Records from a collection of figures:

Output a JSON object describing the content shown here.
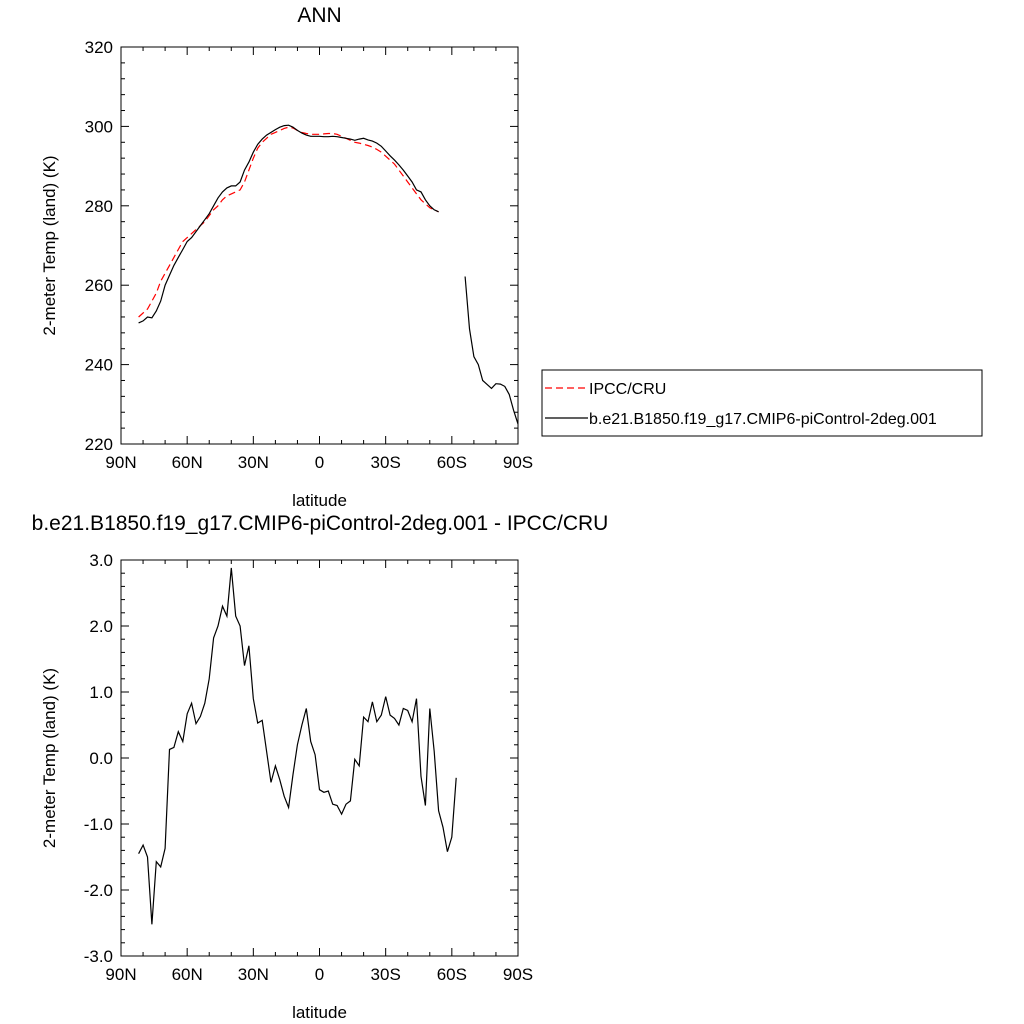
{
  "chart_data": [
    {
      "type": "line",
      "title": "ANN",
      "xlabel": "latitude",
      "ylabel": "2-meter Temp (land) (K)",
      "xlim": [
        90,
        -90
      ],
      "ylim": [
        220,
        320
      ],
      "xticks": [
        90,
        60,
        30,
        0,
        -30,
        -60,
        -90
      ],
      "xtick_labels": [
        "90N",
        "60N",
        "30N",
        "0",
        "30S",
        "60S",
        "90S"
      ],
      "yticks": [
        220,
        240,
        260,
        280,
        300,
        320
      ],
      "ytick_labels": [
        "220",
        "240",
        "260",
        "280",
        "300",
        "320"
      ],
      "grid": false,
      "legend_position": "right",
      "series": [
        {
          "name": "IPCC/CRU",
          "color": "#ff0000",
          "dash": "dashed",
          "segments": [
            [
              [
                82,
                252
              ],
              [
                80,
                253
              ],
              [
                78,
                254
              ],
              [
                76,
                256
              ],
              [
                74,
                258
              ],
              [
                72,
                261
              ],
              [
                70,
                263
              ],
              [
                68,
                265
              ],
              [
                66,
                267
              ],
              [
                64,
                269
              ],
              [
                62,
                271
              ],
              [
                60,
                272
              ],
              [
                58,
                273
              ],
              [
                56,
                274
              ],
              [
                54,
                275
              ],
              [
                52,
                276
              ],
              [
                50,
                277.5
              ],
              [
                48,
                279
              ],
              [
                46,
                280
              ],
              [
                44,
                281.5
              ],
              [
                42,
                282.5
              ],
              [
                40,
                283
              ],
              [
                38,
                283.5
              ],
              [
                36,
                284
              ],
              [
                34,
                286
              ],
              [
                32,
                289
              ],
              [
                30,
                292
              ],
              [
                28,
                294.5
              ],
              [
                26,
                296
              ],
              [
                24,
                297
              ],
              [
                22,
                298
              ],
              [
                20,
                298.5
              ],
              [
                18,
                299
              ],
              [
                16,
                299.5
              ],
              [
                14,
                299.8
              ],
              [
                12,
                299.6
              ],
              [
                10,
                299
              ],
              [
                8,
                298.5
              ],
              [
                6,
                298.2
              ],
              [
                4,
                298
              ],
              [
                2,
                298
              ],
              [
                0,
                298
              ],
              [
                -2,
                298.1
              ],
              [
                -4,
                298.2
              ],
              [
                -6,
                298.2
              ],
              [
                -8,
                298
              ],
              [
                -10,
                297.5
              ],
              [
                -12,
                297
              ],
              [
                -14,
                296.5
              ],
              [
                -16,
                296
              ],
              [
                -18,
                295.8
              ],
              [
                -20,
                295.5
              ],
              [
                -22,
                295.2
              ],
              [
                -24,
                294.8
              ],
              [
                -26,
                294.2
              ],
              [
                -28,
                293.5
              ],
              [
                -30,
                292.5
              ],
              [
                -32,
                291.5
              ],
              [
                -34,
                290.5
              ],
              [
                -36,
                289
              ],
              [
                -38,
                287.5
              ],
              [
                -40,
                286
              ],
              [
                -42,
                284.5
              ],
              [
                -44,
                283
              ],
              [
                -46,
                281.5
              ],
              [
                -48,
                280.5
              ],
              [
                -50,
                279.5
              ],
              [
                -52,
                279
              ],
              [
                -54,
                278.5
              ]
            ]
          ]
        },
        {
          "name": "b.e21.B1850.f19_g17.CMIP6-piControl-2deg.001",
          "color": "#000000",
          "dash": "solid",
          "segments": [
            [
              [
                82,
                250.5
              ],
              [
                80,
                251
              ],
              [
                78,
                252
              ],
              [
                76,
                251.8
              ],
              [
                74,
                253.5
              ],
              [
                72,
                256
              ],
              [
                70,
                260
              ],
              [
                68,
                262.5
              ],
              [
                66,
                265
              ],
              [
                64,
                267
              ],
              [
                62,
                269
              ],
              [
                60,
                271
              ],
              [
                58,
                272
              ],
              [
                56,
                273.5
              ],
              [
                54,
                275
              ],
              [
                52,
                276.5
              ],
              [
                50,
                278
              ],
              [
                48,
                280
              ],
              [
                46,
                282
              ],
              [
                44,
                283.5
              ],
              [
                42,
                284.5
              ],
              [
                40,
                285
              ],
              [
                38,
                285
              ],
              [
                36,
                286
              ],
              [
                34,
                289
              ],
              [
                32,
                291
              ],
              [
                30,
                293.5
              ],
              [
                28,
                295.5
              ],
              [
                26,
                296.8
              ],
              [
                24,
                297.8
              ],
              [
                22,
                298.5
              ],
              [
                20,
                299.2
              ],
              [
                18,
                299.8
              ],
              [
                16,
                300.2
              ],
              [
                14,
                300.3
              ],
              [
                12,
                299.8
              ],
              [
                10,
                299
              ],
              [
                8,
                298.3
              ],
              [
                6,
                297.8
              ],
              [
                4,
                297.5
              ],
              [
                2,
                297.5
              ],
              [
                0,
                297.5
              ],
              [
                -2,
                297.4
              ],
              [
                -4,
                297.4
              ],
              [
                -6,
                297.5
              ],
              [
                -8,
                297.4
              ],
              [
                -10,
                297.2
              ],
              [
                -12,
                297
              ],
              [
                -14,
                296.8
              ],
              [
                -16,
                296.5
              ],
              [
                -18,
                296.8
              ],
              [
                -20,
                297
              ],
              [
                -22,
                296.6
              ],
              [
                -24,
                296.3
              ],
              [
                -26,
                295.8
              ],
              [
                -28,
                295
              ],
              [
                -30,
                293.8
              ],
              [
                -32,
                292.6
              ],
              [
                -34,
                291.5
              ],
              [
                -36,
                290.3
              ],
              [
                -38,
                289
              ],
              [
                -40,
                287.5
              ],
              [
                -42,
                286
              ],
              [
                -44,
                284
              ],
              [
                -46,
                283.5
              ],
              [
                -48,
                281.5
              ],
              [
                -50,
                280
              ],
              [
                -52,
                279
              ],
              [
                -54,
                278.5
              ]
            ],
            [
              [
                -66,
                262.2
              ],
              [
                -68,
                249
              ],
              [
                -70,
                242
              ],
              [
                -72,
                240
              ],
              [
                -74,
                236
              ],
              [
                -76,
                235
              ],
              [
                -78,
                234
              ],
              [
                -80,
                235.2
              ],
              [
                -82,
                235.1
              ],
              [
                -84,
                234.5
              ],
              [
                -86,
                232.5
              ],
              [
                -88,
                228.5
              ],
              [
                -90,
                225
              ]
            ]
          ]
        }
      ]
    },
    {
      "type": "line",
      "title": "b.e21.B1850.f19_g17.CMIP6-piControl-2deg.001 - IPCC/CRU",
      "xlabel": "latitude",
      "ylabel": "2-meter Temp (land) (K)",
      "xlim": [
        90,
        -90
      ],
      "ylim": [
        -3,
        3
      ],
      "xticks": [
        90,
        60,
        30,
        0,
        -30,
        -60,
        -90
      ],
      "xtick_labels": [
        "90N",
        "60N",
        "30N",
        "0",
        "30S",
        "60S",
        "90S"
      ],
      "yticks": [
        -3,
        -2,
        -1,
        0,
        1,
        2,
        3
      ],
      "ytick_labels": [
        "-3.0",
        "-2.0",
        "-1.0",
        "0.0",
        "1.0",
        "2.0",
        "3.0"
      ],
      "grid": false,
      "series": [
        {
          "color": "#000000",
          "dash": "solid",
          "segments": [
            [
              [
                82,
                -1.45
              ],
              [
                80,
                -1.32
              ],
              [
                78,
                -1.5
              ],
              [
                76,
                -2.52
              ],
              [
                74,
                -1.57
              ],
              [
                72,
                -1.65
              ],
              [
                70,
                -1.37
              ],
              [
                68,
                0.13
              ],
              [
                66,
                0.16
              ],
              [
                64,
                0.4
              ],
              [
                62,
                0.25
              ],
              [
                60,
                0.67
              ],
              [
                58,
                0.83
              ],
              [
                56,
                0.52
              ],
              [
                54,
                0.63
              ],
              [
                52,
                0.83
              ],
              [
                50,
                1.2
              ],
              [
                48,
                1.82
              ],
              [
                46,
                2.0
              ],
              [
                44,
                2.3
              ],
              [
                42,
                2.15
              ],
              [
                40,
                2.88
              ],
              [
                38,
                2.15
              ],
              [
                36,
                2.0
              ],
              [
                34,
                1.4
              ],
              [
                32,
                1.7
              ],
              [
                30,
                0.9
              ],
              [
                28,
                0.53
              ],
              [
                26,
                0.57
              ],
              [
                24,
                0.1
              ],
              [
                22,
                -0.37
              ],
              [
                20,
                -0.12
              ],
              [
                18,
                -0.33
              ],
              [
                16,
                -0.58
              ],
              [
                14,
                -0.75
              ],
              [
                12,
                -0.25
              ],
              [
                10,
                0.2
              ],
              [
                8,
                0.5
              ],
              [
                6,
                0.75
              ],
              [
                4,
                0.25
              ],
              [
                2,
                0.05
              ],
              [
                0,
                -0.48
              ],
              [
                -2,
                -0.52
              ],
              [
                -4,
                -0.5
              ],
              [
                -6,
                -0.7
              ],
              [
                -8,
                -0.72
              ],
              [
                -10,
                -0.85
              ],
              [
                -12,
                -0.7
              ],
              [
                -14,
                -0.65
              ],
              [
                -16,
                -0.02
              ],
              [
                -18,
                -0.12
              ],
              [
                -20,
                0.62
              ],
              [
                -22,
                0.55
              ],
              [
                -24,
                0.85
              ],
              [
                -26,
                0.55
              ],
              [
                -28,
                0.65
              ],
              [
                -30,
                0.93
              ],
              [
                -32,
                0.65
              ],
              [
                -34,
                0.6
              ],
              [
                -36,
                0.5
              ],
              [
                -38,
                0.75
              ],
              [
                -40,
                0.72
              ],
              [
                -42,
                0.55
              ],
              [
                -44,
                0.9
              ],
              [
                -46,
                -0.28
              ],
              [
                -48,
                -0.72
              ],
              [
                -50,
                0.75
              ],
              [
                -52,
                0.1
              ],
              [
                -54,
                -0.8
              ],
              [
                -56,
                -1.05
              ],
              [
                -58,
                -1.42
              ],
              [
                -60,
                -1.2
              ],
              [
                -62,
                -0.3
              ]
            ]
          ]
        }
      ]
    }
  ]
}
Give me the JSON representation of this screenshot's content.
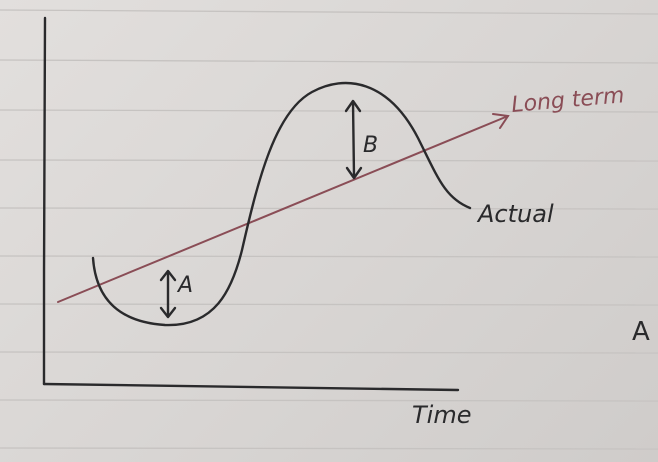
{
  "labels": {
    "long_term": "Long term",
    "actual": "Actual",
    "time": "Time",
    "gap_a": "A",
    "gap_b": "B",
    "margin_letter": "A"
  },
  "colors": {
    "paper": "#dcd9d7",
    "rule_line": "#c8c5c3",
    "ink": "#2a2a2c",
    "red_ink": "#8a4d56"
  }
}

[To do]:
Using the material above, copy every line in which the string "IPCC" occurs.

[Output of the task]:
          "name": "IPCC/CRU",
      "title": "b.e21.B1850.f19_g17.CMIP6-piControl-2deg.001 - IPCC/CRU",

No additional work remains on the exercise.